**EXERCISE**
Omit all images. Transcribe the rest of the material below exactly.

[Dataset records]
☆ ☆ ☆ ☆ ☆ ☆ ☆

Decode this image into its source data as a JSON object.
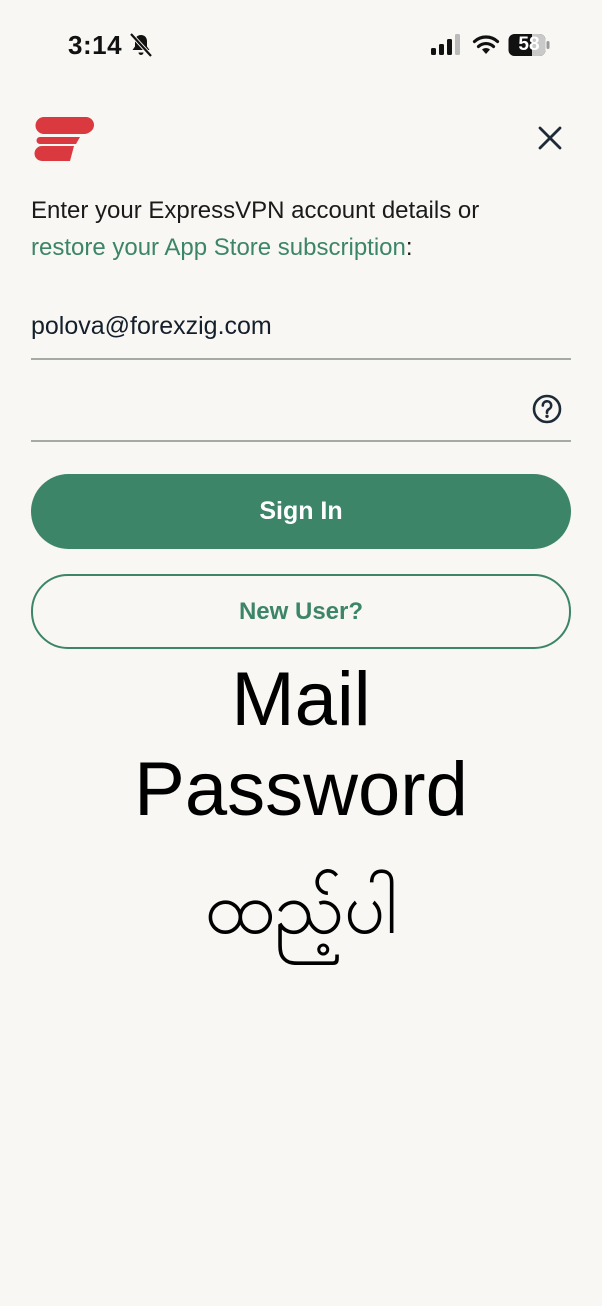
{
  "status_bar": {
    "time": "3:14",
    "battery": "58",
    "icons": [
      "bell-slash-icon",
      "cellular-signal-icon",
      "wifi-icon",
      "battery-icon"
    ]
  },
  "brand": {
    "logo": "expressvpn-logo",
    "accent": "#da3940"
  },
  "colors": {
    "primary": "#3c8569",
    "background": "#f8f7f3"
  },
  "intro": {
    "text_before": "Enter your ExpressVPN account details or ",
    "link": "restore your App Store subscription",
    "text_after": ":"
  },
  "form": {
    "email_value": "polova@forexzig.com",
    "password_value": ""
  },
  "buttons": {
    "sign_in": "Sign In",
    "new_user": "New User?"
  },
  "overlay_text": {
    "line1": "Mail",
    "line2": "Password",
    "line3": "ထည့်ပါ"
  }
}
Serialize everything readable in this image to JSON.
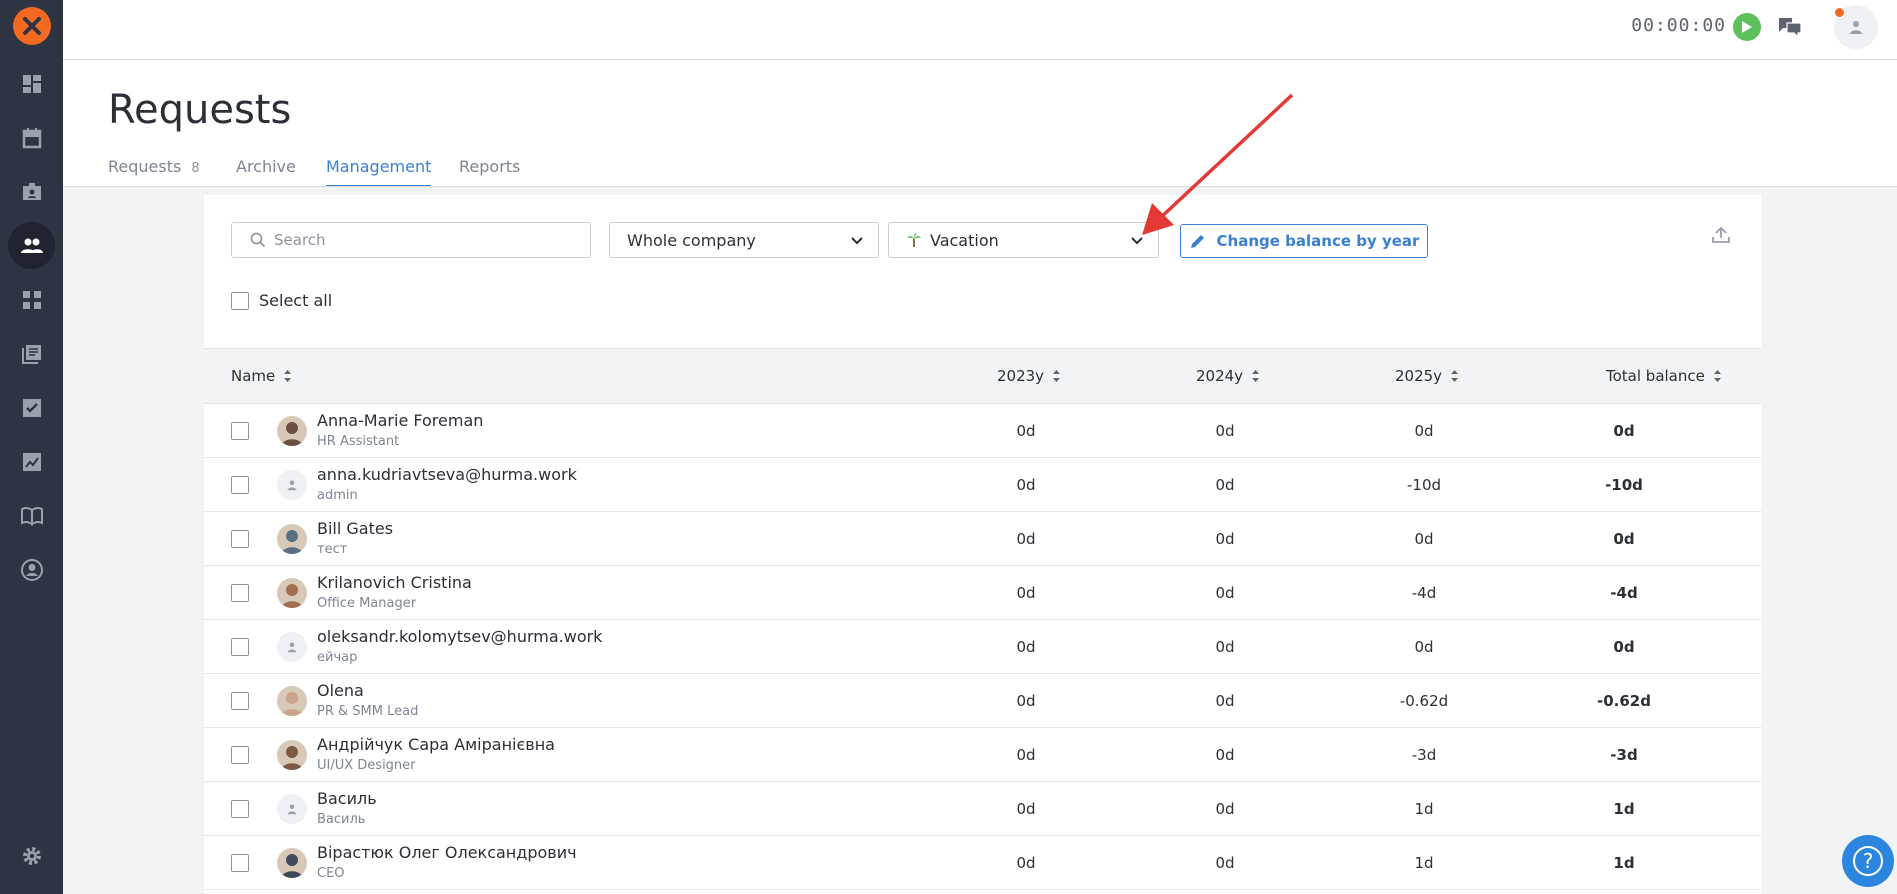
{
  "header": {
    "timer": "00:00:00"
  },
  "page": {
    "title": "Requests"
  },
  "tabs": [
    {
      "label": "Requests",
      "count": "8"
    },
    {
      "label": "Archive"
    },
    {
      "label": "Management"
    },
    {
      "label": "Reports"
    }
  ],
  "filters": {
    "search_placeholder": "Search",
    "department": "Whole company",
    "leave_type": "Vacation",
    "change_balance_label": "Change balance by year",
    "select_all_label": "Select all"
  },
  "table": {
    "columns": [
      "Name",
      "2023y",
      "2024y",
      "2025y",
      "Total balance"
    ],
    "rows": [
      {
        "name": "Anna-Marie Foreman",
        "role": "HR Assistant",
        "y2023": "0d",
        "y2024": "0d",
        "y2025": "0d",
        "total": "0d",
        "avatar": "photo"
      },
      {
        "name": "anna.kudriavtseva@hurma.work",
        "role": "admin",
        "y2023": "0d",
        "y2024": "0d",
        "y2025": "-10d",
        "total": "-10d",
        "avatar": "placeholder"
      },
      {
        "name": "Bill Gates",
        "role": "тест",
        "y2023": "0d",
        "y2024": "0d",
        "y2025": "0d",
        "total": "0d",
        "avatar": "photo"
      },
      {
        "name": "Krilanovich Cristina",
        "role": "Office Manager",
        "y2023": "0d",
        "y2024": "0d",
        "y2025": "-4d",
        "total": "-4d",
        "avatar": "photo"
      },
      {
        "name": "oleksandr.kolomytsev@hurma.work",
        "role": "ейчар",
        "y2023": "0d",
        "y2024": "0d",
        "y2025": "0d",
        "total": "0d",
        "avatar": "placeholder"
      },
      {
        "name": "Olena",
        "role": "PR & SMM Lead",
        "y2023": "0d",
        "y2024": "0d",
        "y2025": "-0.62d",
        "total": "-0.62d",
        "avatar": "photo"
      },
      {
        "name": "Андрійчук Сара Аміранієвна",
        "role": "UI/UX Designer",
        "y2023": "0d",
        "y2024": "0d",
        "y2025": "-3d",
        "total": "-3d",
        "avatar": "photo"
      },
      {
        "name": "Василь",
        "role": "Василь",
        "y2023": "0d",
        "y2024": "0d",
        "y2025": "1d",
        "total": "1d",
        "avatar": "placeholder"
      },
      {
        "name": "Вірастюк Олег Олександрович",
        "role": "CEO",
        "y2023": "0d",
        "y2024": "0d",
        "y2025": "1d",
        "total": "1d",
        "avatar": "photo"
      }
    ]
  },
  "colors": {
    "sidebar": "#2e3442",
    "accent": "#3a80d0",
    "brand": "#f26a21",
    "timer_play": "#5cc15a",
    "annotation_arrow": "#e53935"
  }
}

☆ ☆ ☆ ☆ ☆ ☆ ☆

**EXPECTED ANSWER**
Decode this image into its source data as a JSON object.
{
  "status_bar": {
    "time": "3:14",
    "battery": "58",
    "icons": [
      "bell-slash-icon",
      "cellular-signal-icon",
      "wifi-icon",
      "battery-icon"
    ]
  },
  "brand": {
    "logo": "expressvpn-logo",
    "accent": "#da3940"
  },
  "colors": {
    "primary": "#3c8569",
    "background": "#f8f7f3"
  },
  "intro": {
    "text_before": "Enter your ExpressVPN account details or ",
    "link": "restore your App Store subscription",
    "text_after": ":"
  },
  "form": {
    "email_value": "polova@forexzig.com",
    "password_value": ""
  },
  "buttons": {
    "sign_in": "Sign In",
    "new_user": "New User?"
  },
  "overlay_text": {
    "line1": "Mail",
    "line2": "Password",
    "line3": "ထည့်ပါ"
  }
}
Serialize everything readable in this image to JSON.
{
  "header": {
    "timer": "00:00:00"
  },
  "page": {
    "title": "Requests"
  },
  "tabs": [
    {
      "label": "Requests",
      "count": "8"
    },
    {
      "label": "Archive"
    },
    {
      "label": "Management"
    },
    {
      "label": "Reports"
    }
  ],
  "filters": {
    "search_placeholder": "Search",
    "department": "Whole company",
    "leave_type": "Vacation",
    "change_balance_label": "Change balance by year",
    "select_all_label": "Select all"
  },
  "table": {
    "columns": [
      "Name",
      "2023y",
      "2024y",
      "2025y",
      "Total balance"
    ],
    "rows": [
      {
        "name": "Anna-Marie Foreman",
        "role": "HR Assistant",
        "y2023": "0d",
        "y2024": "0d",
        "y2025": "0d",
        "total": "0d",
        "avatar": "photo"
      },
      {
        "name": "anna.kudriavtseva@hurma.work",
        "role": "admin",
        "y2023": "0d",
        "y2024": "0d",
        "y2025": "-10d",
        "total": "-10d",
        "avatar": "placeholder"
      },
      {
        "name": "Bill Gates",
        "role": "тест",
        "y2023": "0d",
        "y2024": "0d",
        "y2025": "0d",
        "total": "0d",
        "avatar": "photo"
      },
      {
        "name": "Krilanovich Cristina",
        "role": "Office Manager",
        "y2023": "0d",
        "y2024": "0d",
        "y2025": "-4d",
        "total": "-4d",
        "avatar": "photo"
      },
      {
        "name": "oleksandr.kolomytsev@hurma.work",
        "role": "ейчар",
        "y2023": "0d",
        "y2024": "0d",
        "y2025": "0d",
        "total": "0d",
        "avatar": "placeholder"
      },
      {
        "name": "Olena",
        "role": "PR & SMM Lead",
        "y2023": "0d",
        "y2024": "0d",
        "y2025": "-0.62d",
        "total": "-0.62d",
        "avatar": "photo"
      },
      {
        "name": "Андрійчук Сара Аміранієвна",
        "role": "UI/UX Designer",
        "y2023": "0d",
        "y2024": "0d",
        "y2025": "-3d",
        "total": "-3d",
        "avatar": "photo"
      },
      {
        "name": "Василь",
        "role": "Василь",
        "y2023": "0d",
        "y2024": "0d",
        "y2025": "1d",
        "total": "1d",
        "avatar": "placeholder"
      },
      {
        "name": "Вірастюк Олег Олександрович",
        "role": "CEO",
        "y2023": "0d",
        "y2024": "0d",
        "y2025": "1d",
        "total": "1d",
        "avatar": "photo"
      }
    ]
  },
  "colors": {
    "sidebar": "#2e3442",
    "accent": "#3a80d0",
    "brand": "#f26a21",
    "timer_play": "#5cc15a",
    "annotation_arrow": "#e53935"
  }
}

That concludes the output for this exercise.